↓↓↓

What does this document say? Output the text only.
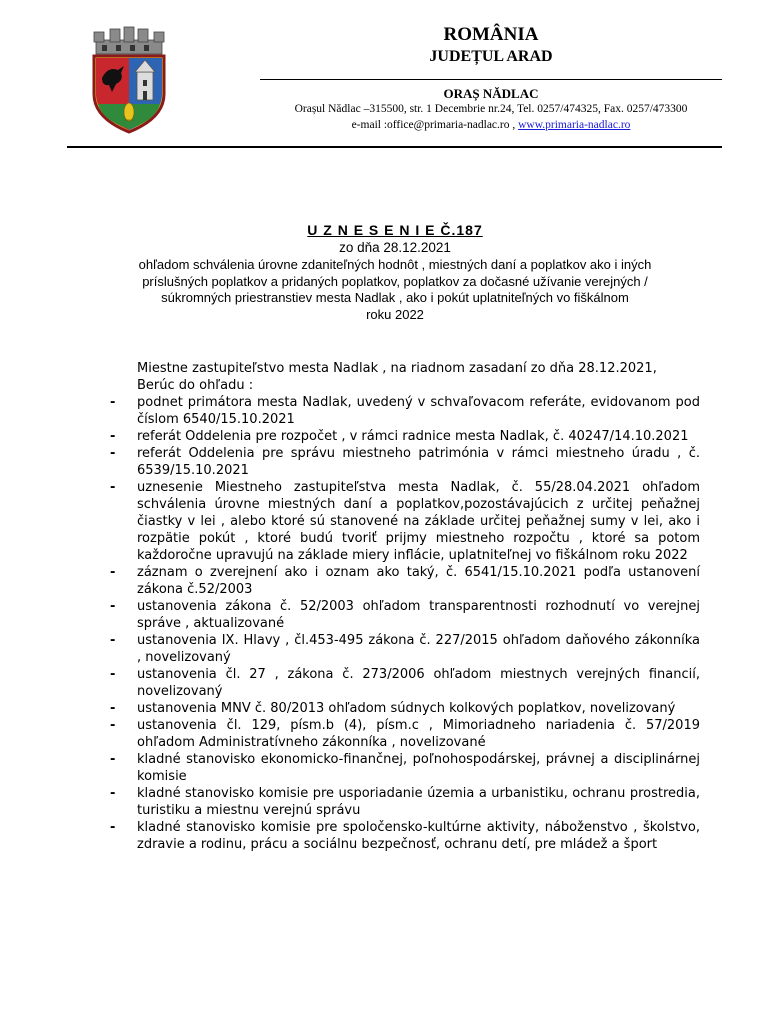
ROMÂNIA
JUDEȚUL ARAD
ORAȘ NĂDLAC
Orașul Nădlac –315500, str. 1 Decembrie nr.24, Tel. 0257/474325, Fax. 0257/473300
e-mail :office@primaria-nadlac.ro , www.primaria-nadlac.ro
U Z N E S E N I E Č.187
zo dňa 28.12.2021
ohľadom schválenia úrovne zdaniteľných hodnôt , miestných daní a poplatkov ako i iných
príslušných poplatkov a pridaných poplatkov, poplatkov za dočasné užívanie verejných /
súkromných priestranstiev mesta Nadlak , ako i pokút uplatniteľných vo fiškálnom
roku 2022
Miestne zastupiteľstvo mesta Nadlak , na riadnom zasadaní zo dňa 28.12.2021,
Berúc do ohľadu :
-	podnet primátora mesta Nadlak, uvedený v schvaľovacom referáte, evidovanom pod číslom 6540/15.10.2021
-	referát Oddelenia pre rozpočet , v rámci radnice mesta Nadlak, č. 40247/14.10.2021
-	referát Oddelenia pre správu miestneho patrimónia v rámci miestneho úradu , č. 6539/15.10.2021
-	uznesenie Miestneho zastupiteľstva mesta Nadlak, č. 55/28.04.2021 ohľadom schválenia úrovne miestných daní a poplatkov,pozostávajúcich z určitej peňažnej čiastky v lei , alebo ktoré sú stanovené na základe určitej peňažnej sumy v lei, ako i rozpätie pokút , ktoré budú tvoriť prijmy miestneho rozpočtu , ktoré sa potom každoročne upravujú na základe miery inflácie, uplatniteľnej vo fiškálnom roku 2022
-	záznam o zverejnení ako i oznam ako taký, č. 6541/15.10.2021 podľa ustanovení zákona č.52/2003
-	ustanovenia zákona č. 52/2003 ohľadom transparentnosti rozhodnutí vo verejnej správe , aktualizované
-	ustanovenia IX. Hlavy , čl.453-495 zákona č. 227/2015 ohľadom daňového zákonníka , novelizovaný
-	ustanovenia čl. 27 , zákona č. 273/2006 ohľadom miestnych verejných financií, novelizovaný
-	ustanovenia MNV č. 80/2013 ohľadom súdnych kolkových poplatkov, novelizovaný
-	ustanovenia čl. 129, písm.b (4), písm.c , Mimoriadneho nariadenia č. 57/2019 ohľadom Administratívneho zákonníka , novelizované
-	kladné stanovisko ekonomicko-finančnej, poľnohospodárskej, právnej a disciplinárnej komisie
-	kladné stanovisko komisie pre usporiadanie územia a urbanistiku, ochranu prostredia, turistiku a miestnu verejnú správu
-	kladné stanovisko komisie pre spoločensko-kultúrne aktivity, náboženstvo , školstvo, zdravie a rodinu, prácu a sociálnu bezpečnosť, ochranu detí, pre mládež a šport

↑↑↑

■ **WHAT IS ASKED**: List the lines of the records where "rámci" occurs.

■ **EXERCISE RESULT**:
-	referát Oddelenia pre rozpočet , v rámci radnice mesta Nadlak, č. 40247/14.10.2021
-	referát Oddelenia pre správu miestneho patrimónia v rámci miestneho úradu , č. 6539/15.10.2021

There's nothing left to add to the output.